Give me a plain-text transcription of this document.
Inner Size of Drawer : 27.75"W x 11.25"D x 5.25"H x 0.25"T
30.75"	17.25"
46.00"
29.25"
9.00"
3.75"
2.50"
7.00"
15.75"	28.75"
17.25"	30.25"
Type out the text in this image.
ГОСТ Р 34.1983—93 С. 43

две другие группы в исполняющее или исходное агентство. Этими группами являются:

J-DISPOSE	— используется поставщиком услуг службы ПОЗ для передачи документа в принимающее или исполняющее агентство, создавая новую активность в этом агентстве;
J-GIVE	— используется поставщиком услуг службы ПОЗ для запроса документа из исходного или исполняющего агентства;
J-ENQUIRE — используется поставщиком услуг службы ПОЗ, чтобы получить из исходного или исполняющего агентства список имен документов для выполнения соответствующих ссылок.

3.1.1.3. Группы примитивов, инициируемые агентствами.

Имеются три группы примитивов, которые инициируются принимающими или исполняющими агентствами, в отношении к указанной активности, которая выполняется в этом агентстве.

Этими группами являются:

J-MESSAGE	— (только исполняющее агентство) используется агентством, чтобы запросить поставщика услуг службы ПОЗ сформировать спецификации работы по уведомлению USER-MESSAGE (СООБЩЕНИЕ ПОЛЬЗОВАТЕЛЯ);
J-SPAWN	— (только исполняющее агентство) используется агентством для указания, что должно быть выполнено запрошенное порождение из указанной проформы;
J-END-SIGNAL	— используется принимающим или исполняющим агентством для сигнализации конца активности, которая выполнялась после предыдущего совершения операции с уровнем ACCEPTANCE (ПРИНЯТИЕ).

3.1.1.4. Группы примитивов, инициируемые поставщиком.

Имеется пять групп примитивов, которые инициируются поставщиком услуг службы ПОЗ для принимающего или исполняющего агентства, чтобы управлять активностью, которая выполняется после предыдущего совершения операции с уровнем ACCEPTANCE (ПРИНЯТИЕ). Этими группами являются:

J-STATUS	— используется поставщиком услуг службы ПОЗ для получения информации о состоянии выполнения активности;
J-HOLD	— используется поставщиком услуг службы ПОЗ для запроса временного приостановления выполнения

#### WRITTEN INSTRUCTION
Which lines hold the string "которые"? Copy all of them from the data above.

#### FULL OUTPUT
Имеются три группы примитивов, которые инициируются принимающими или исполняющими агентствами, в отношении к указанной активности, которая выполняется в этом агентстве.
Имеется пять групп примитивов, которые инициируются поставщиком услуг службы ПОЗ для принимающего или исполняющего агентства, чтобы управлять активностью, которая выполняется после предыдущего совершения операции с уровнем ACCEPTANCE (ПРИНЯТИЕ). Этими группами являются:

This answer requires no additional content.